Will you transcribe the entries that follow, exactly and in full?

----------------------------------------

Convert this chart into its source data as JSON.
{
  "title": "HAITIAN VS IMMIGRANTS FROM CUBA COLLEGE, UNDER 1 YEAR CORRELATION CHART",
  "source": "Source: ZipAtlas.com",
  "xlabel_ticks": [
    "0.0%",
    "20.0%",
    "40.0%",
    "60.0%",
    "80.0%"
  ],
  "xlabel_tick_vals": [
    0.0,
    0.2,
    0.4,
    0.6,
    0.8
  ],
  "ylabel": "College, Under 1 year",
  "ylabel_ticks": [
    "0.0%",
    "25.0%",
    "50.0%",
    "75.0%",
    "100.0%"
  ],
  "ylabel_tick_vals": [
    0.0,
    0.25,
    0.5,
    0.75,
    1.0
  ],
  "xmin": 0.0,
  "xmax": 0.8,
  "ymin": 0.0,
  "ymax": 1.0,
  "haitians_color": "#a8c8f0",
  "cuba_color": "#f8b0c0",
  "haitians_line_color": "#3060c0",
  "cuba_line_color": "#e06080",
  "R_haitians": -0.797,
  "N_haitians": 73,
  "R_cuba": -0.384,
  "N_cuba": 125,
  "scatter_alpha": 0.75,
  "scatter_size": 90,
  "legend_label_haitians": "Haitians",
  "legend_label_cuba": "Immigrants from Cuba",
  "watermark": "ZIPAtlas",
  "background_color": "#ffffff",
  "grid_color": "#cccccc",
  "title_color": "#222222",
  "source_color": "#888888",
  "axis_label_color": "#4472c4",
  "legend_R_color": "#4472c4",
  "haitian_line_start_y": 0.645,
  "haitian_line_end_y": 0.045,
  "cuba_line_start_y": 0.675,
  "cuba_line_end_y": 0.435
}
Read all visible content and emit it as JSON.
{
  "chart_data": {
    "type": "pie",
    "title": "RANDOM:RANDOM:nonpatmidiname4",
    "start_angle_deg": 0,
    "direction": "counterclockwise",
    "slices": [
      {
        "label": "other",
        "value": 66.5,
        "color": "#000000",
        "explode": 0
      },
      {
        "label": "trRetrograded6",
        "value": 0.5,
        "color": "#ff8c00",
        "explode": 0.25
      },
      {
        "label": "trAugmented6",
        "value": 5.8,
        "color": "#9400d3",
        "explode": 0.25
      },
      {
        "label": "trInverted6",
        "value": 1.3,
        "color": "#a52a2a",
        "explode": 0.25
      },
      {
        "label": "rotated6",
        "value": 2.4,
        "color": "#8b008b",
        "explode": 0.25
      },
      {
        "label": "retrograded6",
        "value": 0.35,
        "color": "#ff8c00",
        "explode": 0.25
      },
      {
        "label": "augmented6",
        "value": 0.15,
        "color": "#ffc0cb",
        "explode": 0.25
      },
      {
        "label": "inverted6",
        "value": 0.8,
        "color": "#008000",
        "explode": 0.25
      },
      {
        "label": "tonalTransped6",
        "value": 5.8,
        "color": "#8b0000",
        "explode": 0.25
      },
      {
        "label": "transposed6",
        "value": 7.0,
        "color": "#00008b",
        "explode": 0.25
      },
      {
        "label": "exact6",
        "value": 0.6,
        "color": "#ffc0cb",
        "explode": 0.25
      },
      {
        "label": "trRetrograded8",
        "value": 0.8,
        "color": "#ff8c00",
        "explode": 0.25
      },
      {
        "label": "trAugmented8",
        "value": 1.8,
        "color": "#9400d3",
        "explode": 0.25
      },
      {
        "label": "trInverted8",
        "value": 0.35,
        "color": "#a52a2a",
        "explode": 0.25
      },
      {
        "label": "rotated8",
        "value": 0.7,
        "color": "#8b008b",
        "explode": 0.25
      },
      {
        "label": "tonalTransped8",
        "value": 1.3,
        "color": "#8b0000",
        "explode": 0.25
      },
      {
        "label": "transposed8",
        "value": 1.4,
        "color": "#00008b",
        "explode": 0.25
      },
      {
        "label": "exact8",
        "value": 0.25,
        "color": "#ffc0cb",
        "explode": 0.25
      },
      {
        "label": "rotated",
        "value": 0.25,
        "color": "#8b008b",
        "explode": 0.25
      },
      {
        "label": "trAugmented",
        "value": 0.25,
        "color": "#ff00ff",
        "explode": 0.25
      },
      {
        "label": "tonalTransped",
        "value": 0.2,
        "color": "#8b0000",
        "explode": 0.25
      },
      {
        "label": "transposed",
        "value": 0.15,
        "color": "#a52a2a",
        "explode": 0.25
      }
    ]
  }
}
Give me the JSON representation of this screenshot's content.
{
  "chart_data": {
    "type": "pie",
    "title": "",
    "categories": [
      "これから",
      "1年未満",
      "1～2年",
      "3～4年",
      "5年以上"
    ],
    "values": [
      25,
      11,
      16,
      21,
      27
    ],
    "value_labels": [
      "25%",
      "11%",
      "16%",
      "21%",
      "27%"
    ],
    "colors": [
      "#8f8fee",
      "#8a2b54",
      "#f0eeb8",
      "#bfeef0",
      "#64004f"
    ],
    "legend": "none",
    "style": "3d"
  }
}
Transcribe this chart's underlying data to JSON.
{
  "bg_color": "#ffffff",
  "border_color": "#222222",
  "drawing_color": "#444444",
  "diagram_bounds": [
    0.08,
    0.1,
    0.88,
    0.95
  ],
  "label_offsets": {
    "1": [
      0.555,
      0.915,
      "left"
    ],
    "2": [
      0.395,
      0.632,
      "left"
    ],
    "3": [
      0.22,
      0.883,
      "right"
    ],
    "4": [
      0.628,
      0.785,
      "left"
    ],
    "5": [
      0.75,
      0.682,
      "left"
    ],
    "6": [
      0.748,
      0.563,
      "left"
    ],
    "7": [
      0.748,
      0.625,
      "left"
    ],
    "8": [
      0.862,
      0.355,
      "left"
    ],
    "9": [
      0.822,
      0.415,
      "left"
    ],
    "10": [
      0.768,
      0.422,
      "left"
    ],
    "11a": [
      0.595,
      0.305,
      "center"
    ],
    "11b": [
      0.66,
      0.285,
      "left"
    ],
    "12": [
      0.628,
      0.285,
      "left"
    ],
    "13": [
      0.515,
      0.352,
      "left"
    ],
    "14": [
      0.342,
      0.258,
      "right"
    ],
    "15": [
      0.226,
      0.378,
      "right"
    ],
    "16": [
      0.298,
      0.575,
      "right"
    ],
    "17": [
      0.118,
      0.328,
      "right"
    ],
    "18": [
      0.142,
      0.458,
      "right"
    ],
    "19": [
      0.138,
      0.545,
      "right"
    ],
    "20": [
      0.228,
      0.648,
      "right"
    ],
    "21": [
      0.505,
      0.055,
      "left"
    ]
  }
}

----------------------------------------

### Answer for this exercise
Convert this chart into its source data as JSON.
{
  "title": "HAITIAN VS IMMIGRANTS FROM CUBA COLLEGE, UNDER 1 YEAR CORRELATION CHART",
  "source": "Source: ZipAtlas.com",
  "xlabel_ticks": [
    "0.0%",
    "20.0%",
    "40.0%",
    "60.0%",
    "80.0%"
  ],
  "xlabel_tick_vals": [
    0.0,
    0.2,
    0.4,
    0.6,
    0.8
  ],
  "ylabel": "College, Under 1 year",
  "ylabel_ticks": [
    "0.0%",
    "25.0%",
    "50.0%",
    "75.0%",
    "100.0%"
  ],
  "ylabel_tick_vals": [
    0.0,
    0.25,
    0.5,
    0.75,
    1.0
  ],
  "xmin": 0.0,
  "xmax": 0.8,
  "ymin": 0.0,
  "ymax": 1.0,
  "haitians_color": "#a8c8f0",
  "cuba_color": "#f8b0c0",
  "haitians_line_color": "#3060c0",
  "cuba_line_color": "#e06080",
  "R_haitians": -0.797,
  "N_haitians": 73,
  "R_cuba": -0.384,
  "N_cuba": 125,
  "scatter_alpha": 0.75,
  "scatter_size": 90,
  "legend_label_haitians": "Haitians",
  "legend_label_cuba": "Immigrants from Cuba",
  "watermark": "ZIPAtlas",
  "background_color": "#ffffff",
  "grid_color": "#cccccc",
  "title_color": "#222222",
  "source_color": "#888888",
  "axis_label_color": "#4472c4",
  "legend_R_color": "#4472c4",
  "haitian_line_start_y": 0.645,
  "haitian_line_end_y": 0.045,
  "cuba_line_start_y": 0.675,
  "cuba_line_end_y": 0.435
}
Read all visible content and emit it as JSON.
{
  "chart_data": {
    "type": "pie",
    "title": "RANDOM:RANDOM:nonpatmidiname4",
    "start_angle_deg": 0,
    "direction": "counterclockwise",
    "slices": [
      {
        "label": "other",
        "value": 66.5,
        "color": "#000000",
        "explode": 0
      },
      {
        "label": "trRetrograded6",
        "value": 0.5,
        "color": "#ff8c00",
        "explode": 0.25
      },
      {
        "label": "trAugmented6",
        "value": 5.8,
        "color": "#9400d3",
        "explode": 0.25
      },
      {
        "label": "trInverted6",
        "value": 1.3,
        "color": "#a52a2a",
        "explode": 0.25
      },
      {
        "label": "rotated6",
        "value": 2.4,
        "color": "#8b008b",
        "explode": 0.25
      },
      {
        "label": "retrograded6",
        "value": 0.35,
        "color": "#ff8c00",
        "explode": 0.25
      },
      {
        "label": "augmented6",
        "value": 0.15,
        "color": "#ffc0cb",
        "explode": 0.25
      },
      {
        "label": "inverted6",
        "value": 0.8,
        "color": "#008000",
        "explode": 0.25
      },
      {
        "label": "tonalTransped6",
        "value": 5.8,
        "color": "#8b0000",
        "explode": 0.25
      },
      {
        "label": "transposed6",
        "value": 7.0,
        "color": "#00008b",
        "explode": 0.25
      },
      {
        "label": "exact6",
        "value": 0.6,
        "color": "#ffc0cb",
        "explode": 0.25
      },
      {
        "label": "trRetrograded8",
        "value": 0.8,
        "color": "#ff8c00",
        "explode": 0.25
      },
      {
        "label": "trAugmented8",
        "value": 1.8,
        "color": "#9400d3",
        "explode": 0.25
      },
      {
        "label": "trInverted8",
        "value": 0.35,
        "color": "#a52a2a",
        "explode": 0.25
      },
      {
        "label": "rotated8",
        "value": 0.7,
        "color": "#8b008b",
        "explode": 0.25
      },
      {
        "label": "tonalTransped8",
        "value": 1.3,
        "color": "#8b0000",
        "explode": 0.25
      },
      {
        "label": "transposed8",
        "value": 1.4,
        "color": "#00008b",
        "explode": 0.25
      },
      {
        "label": "exact8",
        "value": 0.25,
        "color": "#ffc0cb",
        "explode": 0.25
      },
      {
        "label": "rotated",
        "value": 0.25,
        "color": "#8b008b",
        "explode": 0.25
      },
      {
        "label": "trAugmented",
        "value": 0.25,
        "color": "#ff00ff",
        "explode": 0.25
      },
      {
        "label": "tonalTransped",
        "value": 0.2,
        "color": "#8b0000",
        "explode": 0.25
      },
      {
        "label": "transposed",
        "value": 0.15,
        "color": "#a52a2a",
        "explode": 0.25
      }
    ]
  }
}
Give me the JSON representation of this screenshot's content.
{
  "chart_data": {
    "type": "pie",
    "title": "",
    "categories": [
      "これから",
      "1年未満",
      "1～2年",
      "3～4年",
      "5年以上"
    ],
    "values": [
      25,
      11,
      16,
      21,
      27
    ],
    "value_labels": [
      "25%",
      "11%",
      "16%",
      "21%",
      "27%"
    ],
    "colors": [
      "#8f8fee",
      "#8a2b54",
      "#f0eeb8",
      "#bfeef0",
      "#64004f"
    ],
    "legend": "none",
    "style": "3d"
  }
}
Transcribe this chart's underlying data to JSON.
{
  "bg_color": "#ffffff",
  "border_color": "#222222",
  "drawing_color": "#444444",
  "diagram_bounds": [
    0.08,
    0.1,
    0.88,
    0.95
  ],
  "label_offsets": {
    "1": [
      0.555,
      0.915,
      "left"
    ],
    "2": [
      0.395,
      0.632,
      "left"
    ],
    "3": [
      0.22,
      0.883,
      "right"
    ],
    "4": [
      0.628,
      0.785,
      "left"
    ],
    "5": [
      0.75,
      0.682,
      "left"
    ],
    "6": [
      0.748,
      0.563,
      "left"
    ],
    "7": [
      0.748,
      0.625,
      "left"
    ],
    "8": [
      0.862,
      0.355,
      "left"
    ],
    "9": [
      0.822,
      0.415,
      "left"
    ],
    "10": [
      0.768,
      0.422,
      "left"
    ],
    "11a": [
      0.595,
      0.305,
      "center"
    ],
    "11b": [
      0.66,
      0.285,
      "left"
    ],
    "12": [
      0.628,
      0.285,
      "left"
    ],
    "13": [
      0.515,
      0.352,
      "left"
    ],
    "14": [
      0.342,
      0.258,
      "right"
    ],
    "15": [
      0.226,
      0.378,
      "right"
    ],
    "16": [
      0.298,
      0.575,
      "right"
    ],
    "17": [
      0.118,
      0.328,
      "right"
    ],
    "18": [
      0.142,
      0.458,
      "right"
    ],
    "19": [
      0.138,
      0.545,
      "right"
    ],
    "20": [
      0.228,
      0.648,
      "right"
    ],
    "21": [
      0.505,
      0.055,
      "left"
    ]
  }
}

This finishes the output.